## [Passage]
I picked up a couple of them to try, but I was looking for something a little more on the metallic side, and that would allow the motor to breath a little more.

So, I need your guy's help on this. Can anyone find me a decent motor mount that I could fasten to the small platform of the dynamometer, that could universally hold 130's (small flat) or 280's (larger round) motors? I would also be happy with a 'decent' motor mount for each type, then I could design in a method of swapping the mounts for testing different motors. I've scoured the internet for them, but they all seem to be specialized for a specific RC platform and do not have screw mounts that accommodate a simple flat platform.

Anyway, you guys are more experienced with the market than I am. I go to ebay for most things, but I'm sure there are some obscure hole in the wall outlets out there too. Thanks.

arch2b
2014.12.27, 11:37 AM
check with any of the shapeways (http://mini-zracer.com/forums/showthread.php?t=39973) creator's into adapting their product. may be best to just have something made to your specs.

Jshwaa
2014.12.27, 12:01 PM
check with any of the shapeways (http://mini-zracer.com/forums/showthread.php?t=39973) creator's into adapting their product. may be best to just have something made to your specs.

Nice. Those do seem more elegant than the ones I found on ebay.

Looks like the idea of 'breaking in' motors has come a long way. I always use to take the wheels off of my xmod and connect the motor to a constant power supply at a low voltage and let it run overnight. This would also wear in the drive train quite nicely. Every couple hours or so, give the dog bone assemblies a squirt of some lube. I would also fix the steering to a hard-right or hard-left turn to wear in the AWD. You don't want to wear in your motor under too much of a load, or you will basically cook the rotor and unnecessarily wear out the brushes.

ianc
2014.12.27, 02:18 PM
Very very interesting project. While I was more actively racing a few years ago, I went through a period of winding my own motors and acquired some knowledge about building them, but lacking was a tester which could give quantitative results about the effects of various motors, gauges of wire, wrapping techniques, etc. In the absence of any real hard data on the effects of these variables, winding motors becomes a bit too nebulous to justify the large expenditure of time that it can consume. Definitely looking forward to reading about your progress,

ianc

Jshwaa
2014.12.27, 04:43 PM
Very very interesting project. While I was more actively racing a few years ago, I went through a period of winding my own motors and acquired some knowledge about building them, but lacking was a tester which could give quantitative results about the effects of various motors, gauges of wire, wrapping techniques, etc. In the absence of any real hard data on the effects of these variables, winding motors becomes a bit too nebulous to justify the large expenditure of time that it can consume. Definitely looking forward to reading about your progress,

ianc

Yes, I agree.

## [Required task A]
Update the rows from the first row up to and including the row with "close-icon — [1843, 106, 1865, 128]", replacing "Draft Saved" with "Draft Stored" and keeping everything else unchanged. Give back only those rows.
The forum thread and the rows have no connection to each other.

## [Record list]
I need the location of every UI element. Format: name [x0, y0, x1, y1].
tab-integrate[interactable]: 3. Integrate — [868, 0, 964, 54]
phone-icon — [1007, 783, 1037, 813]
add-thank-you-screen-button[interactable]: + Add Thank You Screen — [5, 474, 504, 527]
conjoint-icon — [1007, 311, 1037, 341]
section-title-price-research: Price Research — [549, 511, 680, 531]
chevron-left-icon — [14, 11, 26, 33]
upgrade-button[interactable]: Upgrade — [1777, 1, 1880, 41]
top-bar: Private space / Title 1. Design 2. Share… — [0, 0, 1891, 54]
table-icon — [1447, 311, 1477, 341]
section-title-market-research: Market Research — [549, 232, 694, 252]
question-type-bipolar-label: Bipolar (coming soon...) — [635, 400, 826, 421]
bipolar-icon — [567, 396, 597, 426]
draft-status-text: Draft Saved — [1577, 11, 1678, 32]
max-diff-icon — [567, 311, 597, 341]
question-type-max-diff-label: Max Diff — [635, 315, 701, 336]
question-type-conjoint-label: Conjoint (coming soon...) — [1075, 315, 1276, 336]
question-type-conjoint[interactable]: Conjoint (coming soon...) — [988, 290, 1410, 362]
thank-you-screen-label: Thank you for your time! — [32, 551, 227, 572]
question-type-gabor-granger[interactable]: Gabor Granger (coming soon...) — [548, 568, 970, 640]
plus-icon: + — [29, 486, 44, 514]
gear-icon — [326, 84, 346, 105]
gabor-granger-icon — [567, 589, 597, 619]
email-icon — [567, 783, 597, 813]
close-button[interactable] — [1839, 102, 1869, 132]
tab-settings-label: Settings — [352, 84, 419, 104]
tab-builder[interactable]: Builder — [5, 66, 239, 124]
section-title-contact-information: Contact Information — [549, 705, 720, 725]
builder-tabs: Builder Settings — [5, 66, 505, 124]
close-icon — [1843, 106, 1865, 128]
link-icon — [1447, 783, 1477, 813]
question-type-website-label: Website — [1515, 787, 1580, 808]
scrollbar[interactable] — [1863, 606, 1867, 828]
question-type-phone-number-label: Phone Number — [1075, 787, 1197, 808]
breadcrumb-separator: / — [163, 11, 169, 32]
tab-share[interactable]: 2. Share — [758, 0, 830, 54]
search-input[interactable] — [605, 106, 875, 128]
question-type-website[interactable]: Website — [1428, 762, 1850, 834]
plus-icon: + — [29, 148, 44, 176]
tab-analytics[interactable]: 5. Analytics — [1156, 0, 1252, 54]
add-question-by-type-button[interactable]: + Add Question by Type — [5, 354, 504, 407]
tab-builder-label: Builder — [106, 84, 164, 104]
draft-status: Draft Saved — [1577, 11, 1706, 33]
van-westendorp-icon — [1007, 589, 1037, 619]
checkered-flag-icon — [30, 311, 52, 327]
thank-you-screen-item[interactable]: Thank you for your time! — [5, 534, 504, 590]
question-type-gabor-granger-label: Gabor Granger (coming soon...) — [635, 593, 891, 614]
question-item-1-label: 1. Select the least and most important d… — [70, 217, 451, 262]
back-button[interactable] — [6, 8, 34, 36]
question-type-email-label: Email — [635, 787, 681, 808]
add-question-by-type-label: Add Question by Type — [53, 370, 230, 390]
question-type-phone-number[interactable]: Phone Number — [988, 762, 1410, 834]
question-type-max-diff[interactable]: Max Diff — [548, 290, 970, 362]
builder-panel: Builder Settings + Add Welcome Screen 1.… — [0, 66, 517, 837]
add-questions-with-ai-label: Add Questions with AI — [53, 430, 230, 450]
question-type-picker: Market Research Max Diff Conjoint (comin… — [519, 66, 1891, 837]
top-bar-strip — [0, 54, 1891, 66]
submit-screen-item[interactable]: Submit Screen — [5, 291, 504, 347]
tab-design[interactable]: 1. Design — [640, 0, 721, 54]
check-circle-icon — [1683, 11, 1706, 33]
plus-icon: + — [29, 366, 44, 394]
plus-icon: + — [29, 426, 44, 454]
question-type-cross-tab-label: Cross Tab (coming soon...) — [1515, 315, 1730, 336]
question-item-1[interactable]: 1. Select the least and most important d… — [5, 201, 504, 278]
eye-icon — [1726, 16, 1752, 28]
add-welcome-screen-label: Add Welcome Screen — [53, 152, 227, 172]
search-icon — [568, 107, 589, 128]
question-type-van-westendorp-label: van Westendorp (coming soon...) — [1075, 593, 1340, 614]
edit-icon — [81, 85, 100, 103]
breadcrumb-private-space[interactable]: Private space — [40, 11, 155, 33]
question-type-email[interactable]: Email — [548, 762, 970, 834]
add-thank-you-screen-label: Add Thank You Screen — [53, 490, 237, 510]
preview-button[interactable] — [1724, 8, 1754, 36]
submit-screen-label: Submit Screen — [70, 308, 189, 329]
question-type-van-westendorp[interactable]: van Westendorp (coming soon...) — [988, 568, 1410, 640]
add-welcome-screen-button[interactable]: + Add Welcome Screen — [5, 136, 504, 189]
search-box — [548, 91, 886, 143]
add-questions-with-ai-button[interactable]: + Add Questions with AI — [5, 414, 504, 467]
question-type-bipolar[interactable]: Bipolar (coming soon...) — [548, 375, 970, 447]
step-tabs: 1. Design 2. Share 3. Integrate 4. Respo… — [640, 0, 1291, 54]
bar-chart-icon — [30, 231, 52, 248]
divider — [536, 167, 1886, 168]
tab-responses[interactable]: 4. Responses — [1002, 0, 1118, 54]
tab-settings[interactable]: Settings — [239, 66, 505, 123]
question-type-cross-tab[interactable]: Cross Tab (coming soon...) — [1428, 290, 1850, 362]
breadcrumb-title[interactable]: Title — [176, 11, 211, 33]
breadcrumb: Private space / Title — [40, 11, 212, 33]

## [Required task B]
Duplicate the forum thread from "Anyway, you guys" up to and including "there too. Thanks.", word for word.

## [Exercise output A]
I need the location of every UI element. Format: name [x0, y0, x1, y1].
tab-integrate[interactable]: 3. Integrate — [868, 0, 964, 54]
phone-icon — [1007, 783, 1037, 813]
add-thank-you-screen-button[interactable]: + Add Thank You Screen — [5, 474, 504, 527]
conjoint-icon — [1007, 311, 1037, 341]
section-title-price-research: Price Research — [549, 511, 680, 531]
chevron-left-icon — [14, 11, 26, 33]
upgrade-button[interactable]: Upgrade — [1777, 1, 1880, 41]
top-bar: Private space / Title 1. Design 2. Share… — [0, 0, 1891, 54]
table-icon — [1447, 311, 1477, 341]
section-title-market-research: Market Research — [549, 232, 694, 252]
question-type-bipolar-label: Bipolar (coming soon...) — [635, 400, 826, 421]
bipolar-icon — [567, 396, 597, 426]
draft-status-text: Draft Stored — [1577, 11, 1678, 32]
max-diff-icon — [567, 311, 597, 341]
question-type-max-diff-label: Max Diff — [635, 315, 701, 336]
question-type-conjoint-label: Conjoint (coming soon...) — [1075, 315, 1276, 336]
question-type-conjoint[interactable]: Conjoint (coming soon...) — [988, 290, 1410, 362]
thank-you-screen-label: Thank you for your time! — [32, 551, 227, 572]
question-type-gabor-granger[interactable]: Gabor Granger (coming soon...) — [548, 568, 970, 640]
plus-icon: + — [29, 486, 44, 514]
gear-icon — [326, 84, 346, 105]
gabor-granger-icon — [567, 589, 597, 619]
email-icon — [567, 783, 597, 813]
close-button[interactable] — [1839, 102, 1869, 132]
tab-settings-label: Settings — [352, 84, 419, 104]
tab-builder[interactable]: Builder — [5, 66, 239, 124]
section-title-contact-information: Contact Information — [549, 705, 720, 725]
builder-tabs: Builder Settings — [5, 66, 505, 124]
close-icon — [1843, 106, 1865, 128]

## [Exercise output B]
Anyway, you guys are more experienced with the market than I am. I go to ebay for most things, but I'm sure there are some obscure hole in the wall outlets out there too. Thanks.